**Exercise prompt:** Check each line of the records below and collect those that include the word "poor".

Saved entries
########################################

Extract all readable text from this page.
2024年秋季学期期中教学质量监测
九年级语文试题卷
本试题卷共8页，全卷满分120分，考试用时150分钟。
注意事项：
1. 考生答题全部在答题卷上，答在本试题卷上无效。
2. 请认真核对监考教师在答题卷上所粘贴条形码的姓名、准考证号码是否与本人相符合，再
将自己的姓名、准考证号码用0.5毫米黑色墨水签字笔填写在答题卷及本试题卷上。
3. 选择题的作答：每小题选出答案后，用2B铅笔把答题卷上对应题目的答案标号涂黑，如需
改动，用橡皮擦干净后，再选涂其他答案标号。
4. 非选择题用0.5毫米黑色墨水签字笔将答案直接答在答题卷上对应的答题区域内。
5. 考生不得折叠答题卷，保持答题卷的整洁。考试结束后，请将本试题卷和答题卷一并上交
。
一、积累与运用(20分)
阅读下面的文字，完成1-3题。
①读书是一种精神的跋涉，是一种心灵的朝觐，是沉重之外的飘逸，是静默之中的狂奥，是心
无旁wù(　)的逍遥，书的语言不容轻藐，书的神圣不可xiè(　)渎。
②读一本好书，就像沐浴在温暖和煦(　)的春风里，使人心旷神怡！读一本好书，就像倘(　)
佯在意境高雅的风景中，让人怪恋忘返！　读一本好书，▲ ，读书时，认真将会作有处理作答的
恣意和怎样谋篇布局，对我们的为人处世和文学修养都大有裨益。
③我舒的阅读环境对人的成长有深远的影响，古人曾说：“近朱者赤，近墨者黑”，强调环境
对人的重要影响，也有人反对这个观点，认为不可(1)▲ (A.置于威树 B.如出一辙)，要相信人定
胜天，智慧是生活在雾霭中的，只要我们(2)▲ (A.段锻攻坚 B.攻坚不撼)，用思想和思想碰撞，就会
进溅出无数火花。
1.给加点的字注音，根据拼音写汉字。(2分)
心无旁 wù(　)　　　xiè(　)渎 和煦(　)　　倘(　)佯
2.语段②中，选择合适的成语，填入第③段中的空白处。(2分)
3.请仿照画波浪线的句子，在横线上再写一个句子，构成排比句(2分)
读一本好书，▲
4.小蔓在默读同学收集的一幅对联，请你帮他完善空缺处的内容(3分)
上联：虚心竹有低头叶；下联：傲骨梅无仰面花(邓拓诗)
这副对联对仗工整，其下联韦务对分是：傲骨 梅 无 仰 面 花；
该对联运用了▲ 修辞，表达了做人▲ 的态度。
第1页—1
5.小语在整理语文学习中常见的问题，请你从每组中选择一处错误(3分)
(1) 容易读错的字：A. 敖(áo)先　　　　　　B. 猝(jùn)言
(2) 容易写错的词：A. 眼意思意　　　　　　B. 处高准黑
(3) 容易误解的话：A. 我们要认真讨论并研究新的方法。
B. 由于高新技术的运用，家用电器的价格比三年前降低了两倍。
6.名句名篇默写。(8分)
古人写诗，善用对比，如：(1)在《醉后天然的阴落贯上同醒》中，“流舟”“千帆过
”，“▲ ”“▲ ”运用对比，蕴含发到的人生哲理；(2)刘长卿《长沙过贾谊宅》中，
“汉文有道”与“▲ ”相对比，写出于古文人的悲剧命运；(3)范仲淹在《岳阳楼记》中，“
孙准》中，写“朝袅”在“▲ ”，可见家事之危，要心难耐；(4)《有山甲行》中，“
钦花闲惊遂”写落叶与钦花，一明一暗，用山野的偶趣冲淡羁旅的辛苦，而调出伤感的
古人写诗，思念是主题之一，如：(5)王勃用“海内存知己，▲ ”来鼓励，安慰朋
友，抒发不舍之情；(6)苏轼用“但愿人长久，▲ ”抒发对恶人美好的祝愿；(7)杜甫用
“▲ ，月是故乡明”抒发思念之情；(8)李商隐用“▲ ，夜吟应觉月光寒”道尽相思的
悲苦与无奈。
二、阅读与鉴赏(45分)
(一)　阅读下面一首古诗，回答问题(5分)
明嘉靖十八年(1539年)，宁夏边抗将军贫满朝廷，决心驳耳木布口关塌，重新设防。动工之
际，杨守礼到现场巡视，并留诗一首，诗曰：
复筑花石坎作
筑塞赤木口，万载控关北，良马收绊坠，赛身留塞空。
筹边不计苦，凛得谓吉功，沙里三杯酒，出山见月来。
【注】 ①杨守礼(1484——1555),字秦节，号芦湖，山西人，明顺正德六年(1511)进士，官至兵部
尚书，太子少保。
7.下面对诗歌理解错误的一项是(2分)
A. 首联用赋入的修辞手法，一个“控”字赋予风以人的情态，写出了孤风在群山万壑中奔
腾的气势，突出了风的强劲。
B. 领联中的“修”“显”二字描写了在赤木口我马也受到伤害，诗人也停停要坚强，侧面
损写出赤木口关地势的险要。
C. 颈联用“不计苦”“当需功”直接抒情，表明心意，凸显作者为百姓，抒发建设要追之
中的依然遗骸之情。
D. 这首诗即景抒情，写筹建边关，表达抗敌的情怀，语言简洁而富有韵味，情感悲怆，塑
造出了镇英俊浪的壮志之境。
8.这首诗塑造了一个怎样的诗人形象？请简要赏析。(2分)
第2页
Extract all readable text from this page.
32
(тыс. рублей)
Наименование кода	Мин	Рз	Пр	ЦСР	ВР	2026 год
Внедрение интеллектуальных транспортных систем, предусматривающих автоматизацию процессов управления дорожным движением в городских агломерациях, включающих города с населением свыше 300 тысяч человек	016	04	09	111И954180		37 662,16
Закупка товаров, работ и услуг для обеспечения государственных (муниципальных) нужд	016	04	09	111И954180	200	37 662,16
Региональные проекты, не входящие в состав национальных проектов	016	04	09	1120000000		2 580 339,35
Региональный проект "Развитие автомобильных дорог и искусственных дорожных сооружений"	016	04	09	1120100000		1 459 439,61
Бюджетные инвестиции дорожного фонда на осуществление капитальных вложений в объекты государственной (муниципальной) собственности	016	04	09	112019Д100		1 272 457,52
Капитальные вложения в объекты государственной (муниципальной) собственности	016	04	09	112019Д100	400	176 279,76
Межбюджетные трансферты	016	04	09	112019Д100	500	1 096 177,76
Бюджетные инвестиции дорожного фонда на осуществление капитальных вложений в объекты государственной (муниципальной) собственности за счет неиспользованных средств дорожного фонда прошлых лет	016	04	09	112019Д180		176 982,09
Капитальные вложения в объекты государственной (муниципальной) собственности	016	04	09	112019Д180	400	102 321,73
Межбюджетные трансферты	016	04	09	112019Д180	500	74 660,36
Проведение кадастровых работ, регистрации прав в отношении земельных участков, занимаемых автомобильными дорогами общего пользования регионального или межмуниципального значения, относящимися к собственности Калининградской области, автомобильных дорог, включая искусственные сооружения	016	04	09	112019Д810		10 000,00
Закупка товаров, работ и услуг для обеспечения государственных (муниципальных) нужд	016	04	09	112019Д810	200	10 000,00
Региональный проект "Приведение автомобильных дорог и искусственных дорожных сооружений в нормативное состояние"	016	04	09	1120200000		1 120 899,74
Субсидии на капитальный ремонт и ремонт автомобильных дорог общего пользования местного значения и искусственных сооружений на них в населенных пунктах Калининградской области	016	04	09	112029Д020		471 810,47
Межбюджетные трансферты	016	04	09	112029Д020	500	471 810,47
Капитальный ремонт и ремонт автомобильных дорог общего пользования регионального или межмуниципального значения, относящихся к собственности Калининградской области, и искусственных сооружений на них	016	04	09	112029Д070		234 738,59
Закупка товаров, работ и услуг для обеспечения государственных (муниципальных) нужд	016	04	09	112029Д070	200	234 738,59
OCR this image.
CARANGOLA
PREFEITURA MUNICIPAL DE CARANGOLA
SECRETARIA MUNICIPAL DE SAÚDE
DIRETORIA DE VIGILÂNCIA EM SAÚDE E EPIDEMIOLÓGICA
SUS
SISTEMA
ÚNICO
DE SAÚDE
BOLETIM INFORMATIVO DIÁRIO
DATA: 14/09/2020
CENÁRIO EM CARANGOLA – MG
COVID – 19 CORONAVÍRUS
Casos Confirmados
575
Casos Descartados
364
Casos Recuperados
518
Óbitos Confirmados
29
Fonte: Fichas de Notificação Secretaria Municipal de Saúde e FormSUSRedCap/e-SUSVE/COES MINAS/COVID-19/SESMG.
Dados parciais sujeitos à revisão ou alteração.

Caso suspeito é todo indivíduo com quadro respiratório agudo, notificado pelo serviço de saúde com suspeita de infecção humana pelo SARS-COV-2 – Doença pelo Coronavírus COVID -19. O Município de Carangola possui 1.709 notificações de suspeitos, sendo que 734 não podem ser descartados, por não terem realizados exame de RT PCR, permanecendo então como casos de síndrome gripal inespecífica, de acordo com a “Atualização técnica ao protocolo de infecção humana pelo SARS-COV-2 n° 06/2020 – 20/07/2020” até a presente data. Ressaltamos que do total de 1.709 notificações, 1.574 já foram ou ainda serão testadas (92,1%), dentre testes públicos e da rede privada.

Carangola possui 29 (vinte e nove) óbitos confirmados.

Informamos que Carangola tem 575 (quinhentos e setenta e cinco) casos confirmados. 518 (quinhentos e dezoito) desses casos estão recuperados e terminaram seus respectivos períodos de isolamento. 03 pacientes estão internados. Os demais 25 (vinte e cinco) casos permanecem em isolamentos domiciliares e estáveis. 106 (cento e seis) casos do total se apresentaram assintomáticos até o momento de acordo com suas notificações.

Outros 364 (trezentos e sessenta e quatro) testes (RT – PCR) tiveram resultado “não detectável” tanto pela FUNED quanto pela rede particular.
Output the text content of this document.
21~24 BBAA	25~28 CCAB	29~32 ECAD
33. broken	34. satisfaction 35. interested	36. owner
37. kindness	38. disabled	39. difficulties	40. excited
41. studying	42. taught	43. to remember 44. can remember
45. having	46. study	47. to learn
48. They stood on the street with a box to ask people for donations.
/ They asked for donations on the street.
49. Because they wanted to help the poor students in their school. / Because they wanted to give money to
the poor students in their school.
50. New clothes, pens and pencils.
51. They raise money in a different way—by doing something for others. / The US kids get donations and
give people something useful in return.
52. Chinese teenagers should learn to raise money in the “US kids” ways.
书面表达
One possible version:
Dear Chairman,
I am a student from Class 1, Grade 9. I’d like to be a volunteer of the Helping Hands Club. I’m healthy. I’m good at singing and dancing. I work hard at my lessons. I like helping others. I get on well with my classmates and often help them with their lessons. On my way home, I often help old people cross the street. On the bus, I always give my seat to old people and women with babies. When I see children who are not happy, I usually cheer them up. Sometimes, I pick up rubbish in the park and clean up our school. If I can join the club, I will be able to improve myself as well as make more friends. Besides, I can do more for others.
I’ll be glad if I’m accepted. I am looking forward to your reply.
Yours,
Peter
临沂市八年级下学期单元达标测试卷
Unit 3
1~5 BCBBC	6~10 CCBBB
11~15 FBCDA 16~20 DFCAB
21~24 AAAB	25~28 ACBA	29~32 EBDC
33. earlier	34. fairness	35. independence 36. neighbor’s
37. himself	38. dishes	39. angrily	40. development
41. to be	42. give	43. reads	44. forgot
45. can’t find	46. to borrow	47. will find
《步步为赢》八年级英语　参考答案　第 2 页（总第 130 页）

########################################

**Written solution:**
49. Because they wanted to help the poor students in their school. / Because they wanted to give money to
the poor students in their school.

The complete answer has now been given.